__WORKING DATA__.
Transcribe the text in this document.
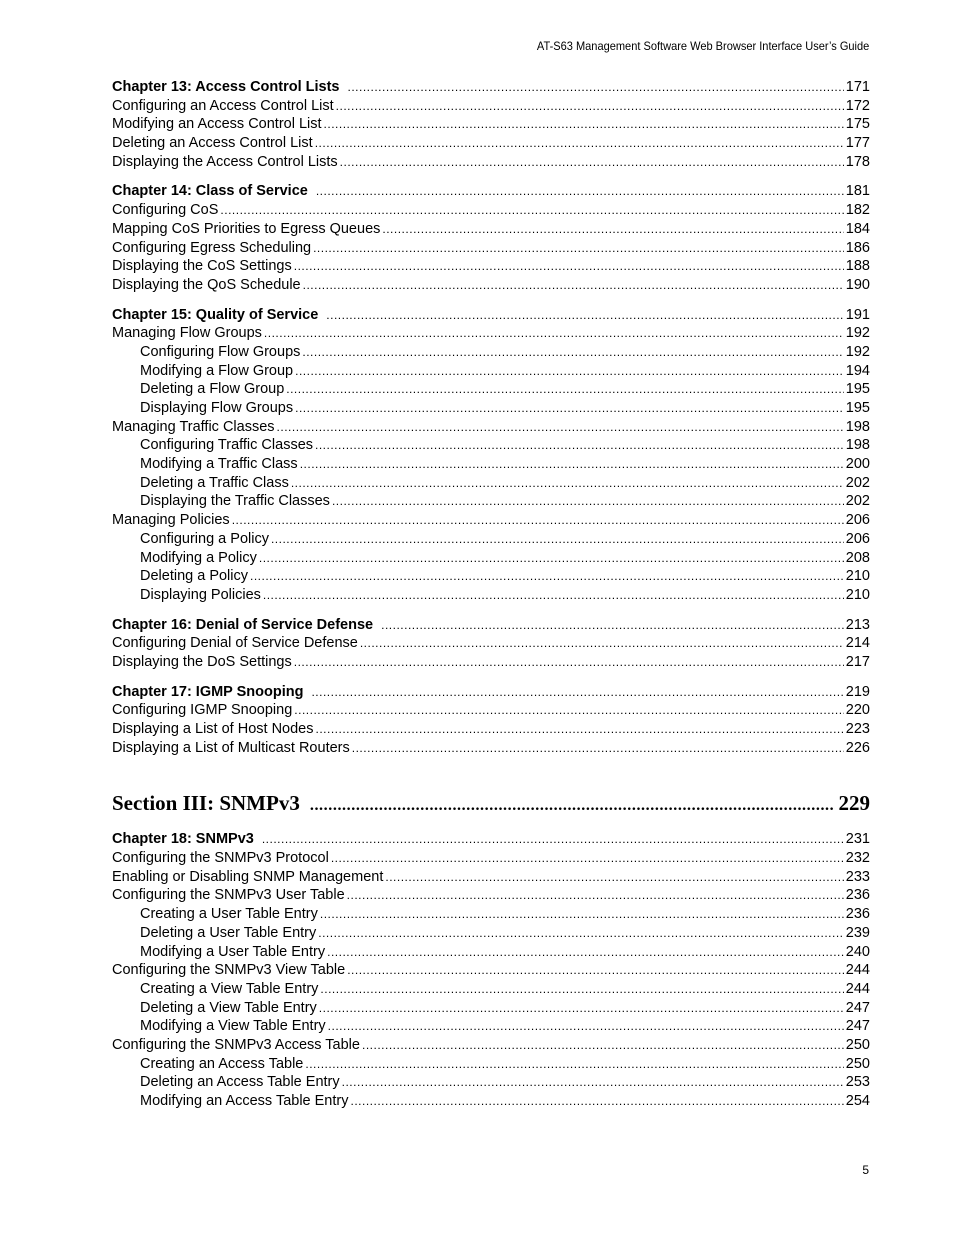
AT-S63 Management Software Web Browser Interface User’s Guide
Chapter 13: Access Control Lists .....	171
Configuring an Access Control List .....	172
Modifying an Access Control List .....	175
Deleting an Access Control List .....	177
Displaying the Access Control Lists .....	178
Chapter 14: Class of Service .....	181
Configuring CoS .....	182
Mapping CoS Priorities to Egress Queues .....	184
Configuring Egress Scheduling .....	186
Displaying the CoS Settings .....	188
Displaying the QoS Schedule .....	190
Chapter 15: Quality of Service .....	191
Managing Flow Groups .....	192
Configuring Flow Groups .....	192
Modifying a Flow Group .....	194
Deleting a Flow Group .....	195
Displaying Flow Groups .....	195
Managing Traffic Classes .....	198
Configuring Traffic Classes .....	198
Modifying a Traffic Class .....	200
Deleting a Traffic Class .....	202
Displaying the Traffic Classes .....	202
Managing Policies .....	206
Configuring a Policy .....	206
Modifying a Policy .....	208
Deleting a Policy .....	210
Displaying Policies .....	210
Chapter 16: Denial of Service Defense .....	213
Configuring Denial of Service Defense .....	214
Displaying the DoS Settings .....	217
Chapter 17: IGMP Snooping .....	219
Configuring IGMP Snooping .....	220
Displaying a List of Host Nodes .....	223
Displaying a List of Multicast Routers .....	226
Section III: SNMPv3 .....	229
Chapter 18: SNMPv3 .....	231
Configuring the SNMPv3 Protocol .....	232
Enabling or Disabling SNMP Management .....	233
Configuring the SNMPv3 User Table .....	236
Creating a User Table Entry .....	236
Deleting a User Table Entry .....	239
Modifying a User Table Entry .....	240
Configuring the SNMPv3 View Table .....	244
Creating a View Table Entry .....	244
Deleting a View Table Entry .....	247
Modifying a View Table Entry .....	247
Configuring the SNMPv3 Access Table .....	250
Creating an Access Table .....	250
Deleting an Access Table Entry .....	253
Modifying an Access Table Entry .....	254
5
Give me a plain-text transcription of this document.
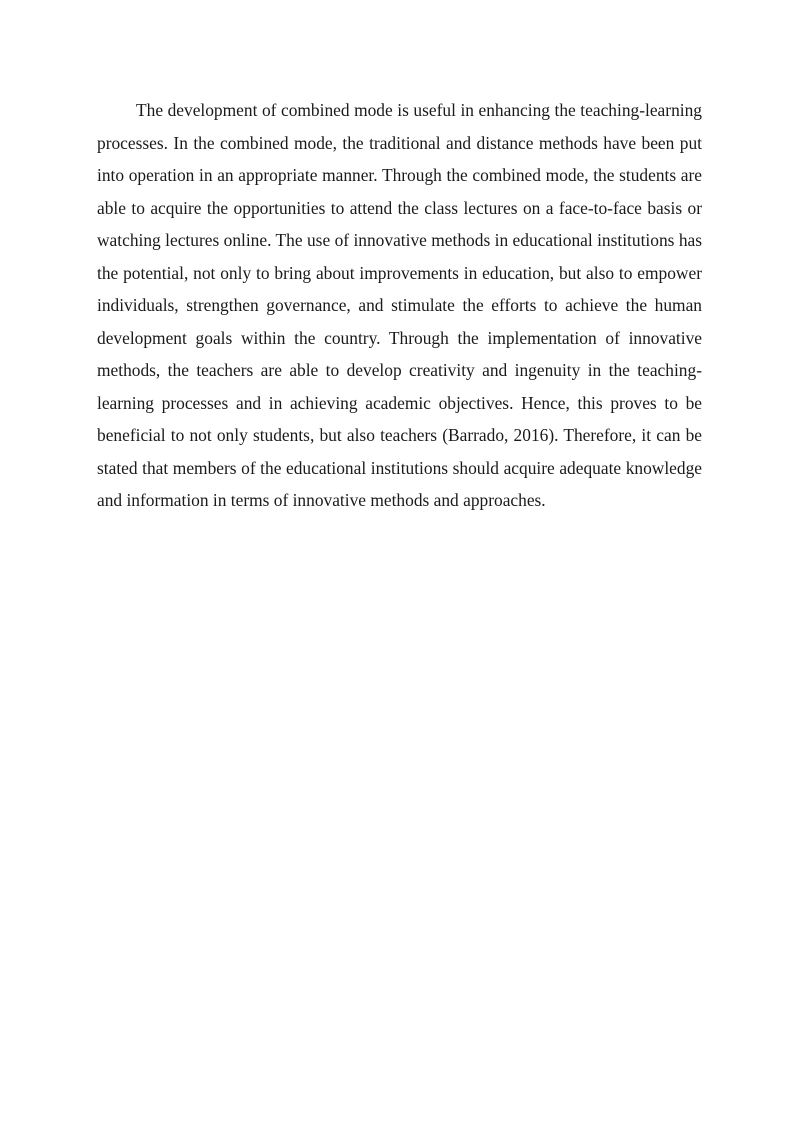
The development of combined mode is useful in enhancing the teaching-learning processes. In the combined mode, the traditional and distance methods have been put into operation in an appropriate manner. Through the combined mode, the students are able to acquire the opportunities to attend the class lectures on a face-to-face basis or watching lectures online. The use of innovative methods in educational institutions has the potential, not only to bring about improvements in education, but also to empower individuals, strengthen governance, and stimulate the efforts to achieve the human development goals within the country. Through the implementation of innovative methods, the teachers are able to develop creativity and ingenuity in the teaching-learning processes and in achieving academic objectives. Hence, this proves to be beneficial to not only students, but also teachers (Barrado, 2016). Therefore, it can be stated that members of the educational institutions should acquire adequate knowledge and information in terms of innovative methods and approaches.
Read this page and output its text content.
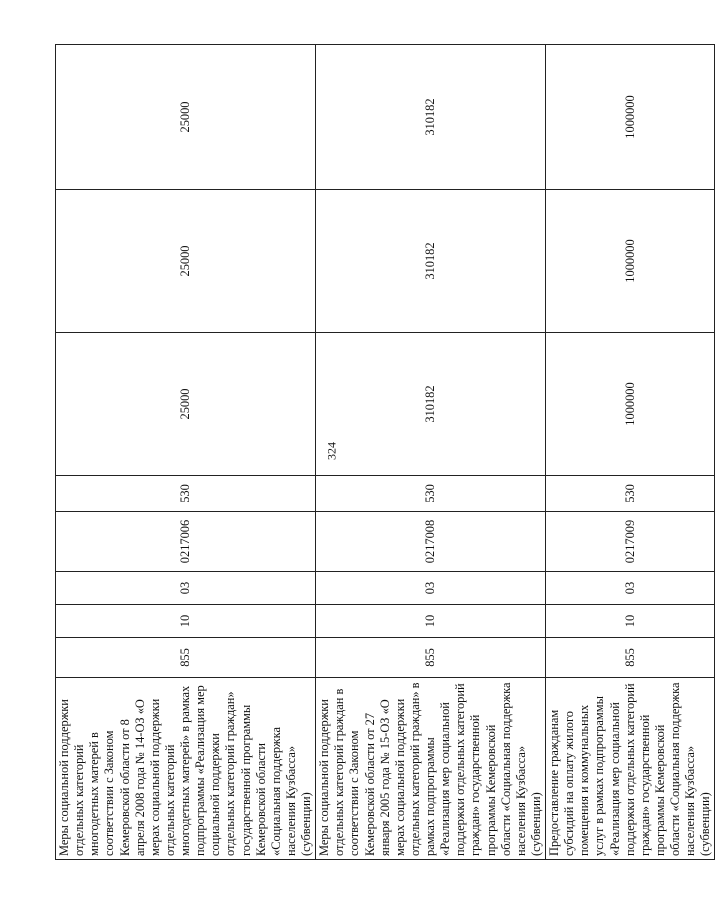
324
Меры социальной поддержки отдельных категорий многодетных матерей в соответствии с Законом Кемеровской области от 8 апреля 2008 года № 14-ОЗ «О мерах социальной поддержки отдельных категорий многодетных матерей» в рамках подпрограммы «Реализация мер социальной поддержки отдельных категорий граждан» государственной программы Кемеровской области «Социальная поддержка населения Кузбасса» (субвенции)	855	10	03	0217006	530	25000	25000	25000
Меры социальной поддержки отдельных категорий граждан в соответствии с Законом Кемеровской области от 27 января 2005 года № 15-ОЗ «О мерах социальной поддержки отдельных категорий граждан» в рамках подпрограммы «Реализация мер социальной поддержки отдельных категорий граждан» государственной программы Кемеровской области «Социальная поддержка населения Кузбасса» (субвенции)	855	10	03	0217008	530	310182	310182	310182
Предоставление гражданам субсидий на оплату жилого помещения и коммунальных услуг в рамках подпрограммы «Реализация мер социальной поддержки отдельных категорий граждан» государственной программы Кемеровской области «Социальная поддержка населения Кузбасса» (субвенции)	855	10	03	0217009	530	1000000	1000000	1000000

__WHAT YOU ARE ASKED TO DO__.
Print all the records again exactly; do not include any picture.

__THE REPLY__.
Transcribe the text in this document.
AT-S63 Management Software Web Browser Interface User’s Guide
Chapter 13: Access Control Lists .....	171
Configuring an Access Control List .....	172
Modifying an Access Control List .....	175
Deleting an Access Control List .....	177
Displaying the Access Control Lists .....	178
Chapter 14: Class of Service .....	181
Configuring CoS .....	182
Mapping CoS Priorities to Egress Queues .....	184
Configuring Egress Scheduling .....	186
Displaying the CoS Settings .....	188
Displaying the QoS Schedule .....	190
Chapter 15: Quality of Service .....	191
Managing Flow Groups .....	192
Configuring Flow Groups .....	192
Modifying a Flow Group .....	194
Deleting a Flow Group .....	195
Displaying Flow Groups .....	195
Managing Traffic Classes .....	198
Configuring Traffic Classes .....	198
Modifying a Traffic Class .....	200
Deleting a Traffic Class .....	202
Displaying the Traffic Classes .....	202
Managing Policies .....	206
Configuring a Policy .....	206
Modifying a Policy .....	208
Deleting a Policy .....	210
Displaying Policies .....	210
Chapter 16: Denial of Service Defense .....	213
Configuring Denial of Service Defense .....	214
Displaying the DoS Settings .....	217
Chapter 17: IGMP Snooping .....	219
Configuring IGMP Snooping .....	220
Displaying a List of Host Nodes .....	223
Displaying a List of Multicast Routers .....	226
Section III: SNMPv3 .....	229
Chapter 18: SNMPv3 .....	231
Configuring the SNMPv3 Protocol .....	232
Enabling or Disabling SNMP Management .....	233
Configuring the SNMPv3 User Table .....	236
Creating a User Table Entry .....	236
Deleting a User Table Entry .....	239
Modifying a User Table Entry .....	240
Configuring the SNMPv3 View Table .....	244
Creating a View Table Entry .....	244
Deleting a View Table Entry .....	247
Modifying a View Table Entry .....	247
Configuring the SNMPv3 Access Table .....	250
Creating an Access Table .....	250
Deleting an Access Table Entry .....	253
Modifying an Access Table Entry .....	254
5
Give me a plain-text transcription of this document.
The development of combined mode is useful in enhancing the teaching-learning processes. In the combined mode, the traditional and distance methods have been put into operation in an appropriate manner. Through the combined mode, the students are able to acquire the opportunities to attend the class lectures on a face-to-face basis or watching lectures online. The use of innovative methods in educational institutions has the potential, not only to bring about improvements in education, but also to empower individuals, strengthen governance, and stimulate the efforts to achieve the human development goals within the country. Through the implementation of innovative methods, the teachers are able to develop creativity and ingenuity in the teaching-learning processes and in achieving academic objectives. Hence, this proves to be beneficial to not only students, but also teachers (Barrado, 2016). Therefore, it can be stated that members of the educational institutions should acquire adequate knowledge and information in terms of innovative methods and approaches.
Read this page and output its text content.
324
Меры социальной поддержки отдельных категорий многодетных матерей в соответствии с Законом Кемеровской области от 8 апреля 2008 года № 14-ОЗ «О мерах социальной поддержки отдельных категорий многодетных матерей» в рамках подпрограммы «Реализация мер социальной поддержки отдельных категорий граждан» государственной программы Кемеровской области «Социальная поддержка населения Кузбасса» (субвенции)	855	10	03	0217006	530	25000	25000	25000
Меры социальной поддержки отдельных категорий граждан в соответствии с Законом Кемеровской области от 27 января 2005 года № 15-ОЗ «О мерах социальной поддержки отдельных категорий граждан» в рамках подпрограммы «Реализация мер социальной поддержки отдельных категорий граждан» государственной программы Кемеровской области «Социальная поддержка населения Кузбасса» (субвенции)	855	10	03	0217008	530	310182	310182	310182
Предоставление гражданам субсидий на оплату жилого помещения и коммунальных услуг в рамках подпрограммы «Реализация мер социальной поддержки отдельных категорий граждан» государственной программы Кемеровской области «Социальная поддержка населения Кузбасса» (субвенции)	855	10	03	0217009	530	1000000	1000000	1000000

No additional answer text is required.